DO THIS:
What is the number of lines holding the word "Network"? Write that number and nothing else.

LISTING:

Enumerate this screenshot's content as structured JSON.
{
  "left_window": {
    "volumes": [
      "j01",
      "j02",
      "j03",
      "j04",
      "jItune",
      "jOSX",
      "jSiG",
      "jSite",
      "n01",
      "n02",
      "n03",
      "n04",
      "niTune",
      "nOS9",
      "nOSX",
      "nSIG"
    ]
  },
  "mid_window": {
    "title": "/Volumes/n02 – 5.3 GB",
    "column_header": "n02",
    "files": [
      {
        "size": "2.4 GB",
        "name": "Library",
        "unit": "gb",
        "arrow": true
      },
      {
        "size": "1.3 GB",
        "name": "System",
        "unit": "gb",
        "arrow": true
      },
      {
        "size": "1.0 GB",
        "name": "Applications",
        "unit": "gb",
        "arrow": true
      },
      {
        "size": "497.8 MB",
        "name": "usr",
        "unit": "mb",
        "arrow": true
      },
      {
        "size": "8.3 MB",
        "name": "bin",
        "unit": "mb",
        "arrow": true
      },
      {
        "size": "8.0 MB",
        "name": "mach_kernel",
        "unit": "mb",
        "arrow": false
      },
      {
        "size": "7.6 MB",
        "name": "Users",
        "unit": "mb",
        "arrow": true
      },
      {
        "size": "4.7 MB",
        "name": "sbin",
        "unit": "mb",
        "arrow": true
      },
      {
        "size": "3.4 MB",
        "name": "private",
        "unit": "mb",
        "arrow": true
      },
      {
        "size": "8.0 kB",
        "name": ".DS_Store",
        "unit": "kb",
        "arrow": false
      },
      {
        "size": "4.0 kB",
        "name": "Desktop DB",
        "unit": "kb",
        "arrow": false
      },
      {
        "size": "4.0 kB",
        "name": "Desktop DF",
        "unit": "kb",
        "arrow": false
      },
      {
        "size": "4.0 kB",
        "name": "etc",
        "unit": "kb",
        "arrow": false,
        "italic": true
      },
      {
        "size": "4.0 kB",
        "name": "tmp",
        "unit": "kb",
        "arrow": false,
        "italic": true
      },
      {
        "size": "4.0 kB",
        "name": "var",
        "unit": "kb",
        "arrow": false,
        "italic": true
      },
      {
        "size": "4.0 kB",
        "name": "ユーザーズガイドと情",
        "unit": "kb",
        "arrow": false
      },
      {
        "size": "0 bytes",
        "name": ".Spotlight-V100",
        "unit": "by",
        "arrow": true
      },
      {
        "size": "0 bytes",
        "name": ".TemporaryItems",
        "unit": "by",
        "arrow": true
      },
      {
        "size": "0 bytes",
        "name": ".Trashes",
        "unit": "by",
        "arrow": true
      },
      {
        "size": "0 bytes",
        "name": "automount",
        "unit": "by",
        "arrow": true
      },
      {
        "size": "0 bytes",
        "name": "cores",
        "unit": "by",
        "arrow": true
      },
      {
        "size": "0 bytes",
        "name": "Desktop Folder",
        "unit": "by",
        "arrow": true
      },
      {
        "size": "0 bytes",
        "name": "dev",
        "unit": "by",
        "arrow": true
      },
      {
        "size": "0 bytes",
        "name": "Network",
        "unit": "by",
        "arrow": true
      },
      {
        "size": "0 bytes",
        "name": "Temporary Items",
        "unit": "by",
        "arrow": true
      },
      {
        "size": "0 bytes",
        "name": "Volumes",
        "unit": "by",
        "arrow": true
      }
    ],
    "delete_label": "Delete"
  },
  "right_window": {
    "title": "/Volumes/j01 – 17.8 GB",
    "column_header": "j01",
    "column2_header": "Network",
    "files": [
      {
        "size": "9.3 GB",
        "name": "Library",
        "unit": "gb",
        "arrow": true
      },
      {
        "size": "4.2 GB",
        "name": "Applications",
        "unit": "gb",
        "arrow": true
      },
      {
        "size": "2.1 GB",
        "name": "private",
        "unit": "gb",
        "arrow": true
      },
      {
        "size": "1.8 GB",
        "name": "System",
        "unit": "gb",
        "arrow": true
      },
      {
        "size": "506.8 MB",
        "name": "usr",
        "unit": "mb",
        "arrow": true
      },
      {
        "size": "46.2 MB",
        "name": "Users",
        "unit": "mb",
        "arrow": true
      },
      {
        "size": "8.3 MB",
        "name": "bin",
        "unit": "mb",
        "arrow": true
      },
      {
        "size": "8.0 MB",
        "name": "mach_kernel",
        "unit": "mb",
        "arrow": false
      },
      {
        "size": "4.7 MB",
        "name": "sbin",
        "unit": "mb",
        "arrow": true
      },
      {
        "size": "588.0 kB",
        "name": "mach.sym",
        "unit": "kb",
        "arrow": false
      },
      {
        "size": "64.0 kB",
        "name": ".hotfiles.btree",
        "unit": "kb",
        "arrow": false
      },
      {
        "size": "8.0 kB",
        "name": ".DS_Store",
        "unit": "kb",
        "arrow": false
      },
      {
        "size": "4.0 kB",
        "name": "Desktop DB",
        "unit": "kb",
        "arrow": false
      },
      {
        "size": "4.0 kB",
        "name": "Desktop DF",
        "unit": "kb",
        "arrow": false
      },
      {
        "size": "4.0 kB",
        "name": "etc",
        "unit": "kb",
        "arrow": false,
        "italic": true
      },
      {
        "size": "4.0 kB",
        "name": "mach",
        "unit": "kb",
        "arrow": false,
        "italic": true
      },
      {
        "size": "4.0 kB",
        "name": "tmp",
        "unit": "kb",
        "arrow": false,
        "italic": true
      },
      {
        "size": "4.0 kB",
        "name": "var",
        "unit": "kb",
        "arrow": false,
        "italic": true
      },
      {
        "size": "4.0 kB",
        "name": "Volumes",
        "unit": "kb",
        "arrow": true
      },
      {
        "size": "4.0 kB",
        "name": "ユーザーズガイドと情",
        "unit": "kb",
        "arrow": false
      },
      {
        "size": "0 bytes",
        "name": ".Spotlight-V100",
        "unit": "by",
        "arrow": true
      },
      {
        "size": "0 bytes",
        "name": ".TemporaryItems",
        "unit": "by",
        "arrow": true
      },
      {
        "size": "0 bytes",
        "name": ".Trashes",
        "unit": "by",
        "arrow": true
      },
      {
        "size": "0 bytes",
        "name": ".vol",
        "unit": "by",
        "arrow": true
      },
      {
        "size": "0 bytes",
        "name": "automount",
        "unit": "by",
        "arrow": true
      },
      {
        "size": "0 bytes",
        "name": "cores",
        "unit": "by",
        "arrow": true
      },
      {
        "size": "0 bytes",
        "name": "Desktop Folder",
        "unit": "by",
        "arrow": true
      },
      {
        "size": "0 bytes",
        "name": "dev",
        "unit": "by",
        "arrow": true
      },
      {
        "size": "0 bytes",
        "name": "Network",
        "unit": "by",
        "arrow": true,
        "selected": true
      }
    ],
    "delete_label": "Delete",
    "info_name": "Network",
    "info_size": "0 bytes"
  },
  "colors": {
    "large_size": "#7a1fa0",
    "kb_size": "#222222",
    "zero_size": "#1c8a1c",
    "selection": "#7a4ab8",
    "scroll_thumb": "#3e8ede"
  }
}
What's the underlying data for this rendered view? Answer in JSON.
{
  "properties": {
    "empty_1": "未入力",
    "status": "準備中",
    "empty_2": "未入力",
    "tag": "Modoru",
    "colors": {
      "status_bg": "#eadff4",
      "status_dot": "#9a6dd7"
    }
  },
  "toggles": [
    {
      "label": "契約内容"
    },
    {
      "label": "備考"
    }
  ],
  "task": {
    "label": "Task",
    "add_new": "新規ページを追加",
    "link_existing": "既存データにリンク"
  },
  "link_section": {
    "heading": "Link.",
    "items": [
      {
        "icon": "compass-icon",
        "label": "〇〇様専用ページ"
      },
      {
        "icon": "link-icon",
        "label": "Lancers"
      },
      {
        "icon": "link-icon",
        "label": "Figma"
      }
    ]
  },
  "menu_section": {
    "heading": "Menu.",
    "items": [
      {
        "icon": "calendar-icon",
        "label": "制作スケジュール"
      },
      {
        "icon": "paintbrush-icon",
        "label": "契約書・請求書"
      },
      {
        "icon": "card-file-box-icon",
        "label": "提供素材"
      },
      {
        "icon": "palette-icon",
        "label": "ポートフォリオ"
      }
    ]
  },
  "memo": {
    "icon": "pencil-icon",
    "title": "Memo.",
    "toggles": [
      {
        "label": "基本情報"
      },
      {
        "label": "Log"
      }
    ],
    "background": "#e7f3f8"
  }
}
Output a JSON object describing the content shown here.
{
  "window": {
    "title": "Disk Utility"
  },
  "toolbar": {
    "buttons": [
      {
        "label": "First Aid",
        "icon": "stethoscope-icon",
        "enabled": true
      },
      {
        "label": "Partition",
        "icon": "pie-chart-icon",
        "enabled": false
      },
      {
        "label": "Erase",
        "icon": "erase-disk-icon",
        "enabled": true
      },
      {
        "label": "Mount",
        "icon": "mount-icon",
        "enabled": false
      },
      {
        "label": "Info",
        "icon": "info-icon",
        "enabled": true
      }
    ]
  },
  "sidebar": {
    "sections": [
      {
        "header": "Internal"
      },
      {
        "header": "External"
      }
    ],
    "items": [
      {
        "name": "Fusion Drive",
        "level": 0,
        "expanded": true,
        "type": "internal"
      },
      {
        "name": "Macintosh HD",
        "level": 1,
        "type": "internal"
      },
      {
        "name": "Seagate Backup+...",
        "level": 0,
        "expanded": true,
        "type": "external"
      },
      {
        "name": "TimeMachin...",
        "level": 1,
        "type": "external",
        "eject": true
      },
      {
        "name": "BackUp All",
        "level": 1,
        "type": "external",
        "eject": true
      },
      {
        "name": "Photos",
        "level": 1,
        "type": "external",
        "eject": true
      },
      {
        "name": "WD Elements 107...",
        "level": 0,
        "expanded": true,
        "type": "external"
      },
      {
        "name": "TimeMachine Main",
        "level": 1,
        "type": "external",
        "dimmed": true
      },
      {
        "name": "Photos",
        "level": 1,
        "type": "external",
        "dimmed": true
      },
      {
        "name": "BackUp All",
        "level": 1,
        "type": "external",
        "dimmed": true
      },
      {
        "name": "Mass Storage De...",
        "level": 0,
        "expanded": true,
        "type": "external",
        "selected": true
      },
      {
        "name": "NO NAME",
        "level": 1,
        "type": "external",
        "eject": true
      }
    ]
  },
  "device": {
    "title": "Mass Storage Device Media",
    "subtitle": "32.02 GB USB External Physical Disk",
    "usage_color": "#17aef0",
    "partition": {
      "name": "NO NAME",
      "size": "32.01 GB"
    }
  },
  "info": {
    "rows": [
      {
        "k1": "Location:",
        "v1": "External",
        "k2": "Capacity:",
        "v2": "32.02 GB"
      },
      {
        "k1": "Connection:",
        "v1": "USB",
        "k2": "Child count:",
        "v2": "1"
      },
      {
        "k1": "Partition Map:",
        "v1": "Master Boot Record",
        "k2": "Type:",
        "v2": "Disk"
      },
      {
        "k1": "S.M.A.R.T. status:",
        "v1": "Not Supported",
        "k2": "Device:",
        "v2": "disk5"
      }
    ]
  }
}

EXERCISE RESULT:
4